** Start of Text segment **

By Bo Nielsen and Ye Xie

May 21 (Bloomberg) -- The euro headed for its biggest two- day gain versus the dollar since March after German business confidence unexpectedly rose, bolstering speculation the European Central Bank won't cut interest rates.

The British pound fell against all of the major currencies after minutes from this month's Bank of England meeting signaled policy makers remain reluctant to lower interest rates to stimulate growth. Currencies of commodity-exporting nations including Australia and Canada surged as crude oil rose above $133 a barrel.

``The euro is heading back to $1.60,'' near the all-time high of $1.6019 set on April 22, said Adam Boyton, a senior currency strategist in New York at Deutsche Bank AG. ``Interest- rate differential and high oil prices are supporting the euro.''

The euro climbed 0.9 percent to $1.5789 as of 4:29 p.m. in New York, from $1.5646 yesterday. It touched 80.342 pence per pound, the highest since April 25, from 79.490 yesterday, and rose to 162.72 yen, from 162.22. The yen rose to 103.05 per dollar, from 103.68.

** End of Text segment **
** Start of Dataset content **

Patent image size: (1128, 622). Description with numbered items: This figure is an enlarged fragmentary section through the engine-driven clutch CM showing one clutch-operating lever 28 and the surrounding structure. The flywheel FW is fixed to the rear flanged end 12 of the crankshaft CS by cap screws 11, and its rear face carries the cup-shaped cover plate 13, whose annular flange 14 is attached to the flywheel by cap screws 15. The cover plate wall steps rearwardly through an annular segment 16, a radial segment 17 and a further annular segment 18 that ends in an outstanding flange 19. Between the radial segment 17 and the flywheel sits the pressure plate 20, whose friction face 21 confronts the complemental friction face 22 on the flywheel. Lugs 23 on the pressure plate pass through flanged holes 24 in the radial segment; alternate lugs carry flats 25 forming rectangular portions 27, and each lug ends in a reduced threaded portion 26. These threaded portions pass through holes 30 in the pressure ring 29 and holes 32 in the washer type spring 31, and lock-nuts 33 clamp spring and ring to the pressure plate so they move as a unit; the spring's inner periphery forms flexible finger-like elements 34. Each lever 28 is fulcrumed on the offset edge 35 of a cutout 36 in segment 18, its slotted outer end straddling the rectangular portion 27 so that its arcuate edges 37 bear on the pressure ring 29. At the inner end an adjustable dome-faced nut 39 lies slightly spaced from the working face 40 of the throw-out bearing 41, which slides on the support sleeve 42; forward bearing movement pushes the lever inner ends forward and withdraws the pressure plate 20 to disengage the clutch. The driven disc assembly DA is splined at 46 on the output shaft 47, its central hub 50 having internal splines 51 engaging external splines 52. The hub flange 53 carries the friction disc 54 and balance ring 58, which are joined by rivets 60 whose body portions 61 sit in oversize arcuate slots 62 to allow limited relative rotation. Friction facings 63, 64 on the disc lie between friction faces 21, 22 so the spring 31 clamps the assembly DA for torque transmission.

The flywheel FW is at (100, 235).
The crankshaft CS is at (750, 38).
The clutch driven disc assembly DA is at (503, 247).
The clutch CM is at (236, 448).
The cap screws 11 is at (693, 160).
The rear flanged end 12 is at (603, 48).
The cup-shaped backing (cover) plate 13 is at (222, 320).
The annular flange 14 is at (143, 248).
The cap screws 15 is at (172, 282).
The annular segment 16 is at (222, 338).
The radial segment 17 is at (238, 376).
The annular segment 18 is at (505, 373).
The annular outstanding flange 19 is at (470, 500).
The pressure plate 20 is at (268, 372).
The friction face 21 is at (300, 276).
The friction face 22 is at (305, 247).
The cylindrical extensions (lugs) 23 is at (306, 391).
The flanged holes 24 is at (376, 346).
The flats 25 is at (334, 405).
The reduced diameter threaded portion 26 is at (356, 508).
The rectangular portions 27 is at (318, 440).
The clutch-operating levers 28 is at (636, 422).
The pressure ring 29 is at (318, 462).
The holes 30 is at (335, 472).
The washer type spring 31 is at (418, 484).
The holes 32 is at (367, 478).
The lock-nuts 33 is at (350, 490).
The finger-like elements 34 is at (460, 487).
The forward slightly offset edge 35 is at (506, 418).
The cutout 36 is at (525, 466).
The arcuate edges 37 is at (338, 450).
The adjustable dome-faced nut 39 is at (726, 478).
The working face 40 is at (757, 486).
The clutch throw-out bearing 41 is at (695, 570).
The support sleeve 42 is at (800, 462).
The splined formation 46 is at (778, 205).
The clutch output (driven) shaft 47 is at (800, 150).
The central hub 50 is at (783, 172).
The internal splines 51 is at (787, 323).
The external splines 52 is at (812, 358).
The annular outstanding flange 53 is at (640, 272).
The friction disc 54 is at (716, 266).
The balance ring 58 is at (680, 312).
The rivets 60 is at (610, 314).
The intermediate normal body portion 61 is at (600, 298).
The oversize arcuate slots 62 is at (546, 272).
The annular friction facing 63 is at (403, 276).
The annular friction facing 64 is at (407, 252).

** End of Dataset content **

## [The request]
Copy out the entire currency-market report word for word. The items have no connection to the currency-market report.

## [Exercise result]
By Bo Nielsen and Ye Xie

May 21 (Bloomberg) -- The euro headed for its biggest two- day gain versus the dollar since March after German business confidence unexpectedly rose, bolstering speculation the European Central Bank won't cut interest rates.

The British pound fell against all of the major currencies after minutes from this month's Bank of England meeting signaled policy makers remain reluctant to lower interest rates to stimulate growth. Currencies of commodity-exporting nations including Australia and Canada surged as crude oil rose above $133 a barrel.

``The euro is heading back to $1.60,'' near the all-time high of $1.6019 set on April 22, said Adam Boyton, a senior currency strategist in New York at Deutsche Bank AG. ``Interest- rate differential and high oil prices are supporting the euro.''

The euro climbed 0.9 percent to $1.5789 as of 4:29 p.m. in New York, from $1.5646 yesterday. It touched 80.342 pence per pound, the highest since April 25, from 79.490 yesterday, and rose to 162.72 yen, from 162.22. The yen rose to 103.05 per dollar, from 103.68.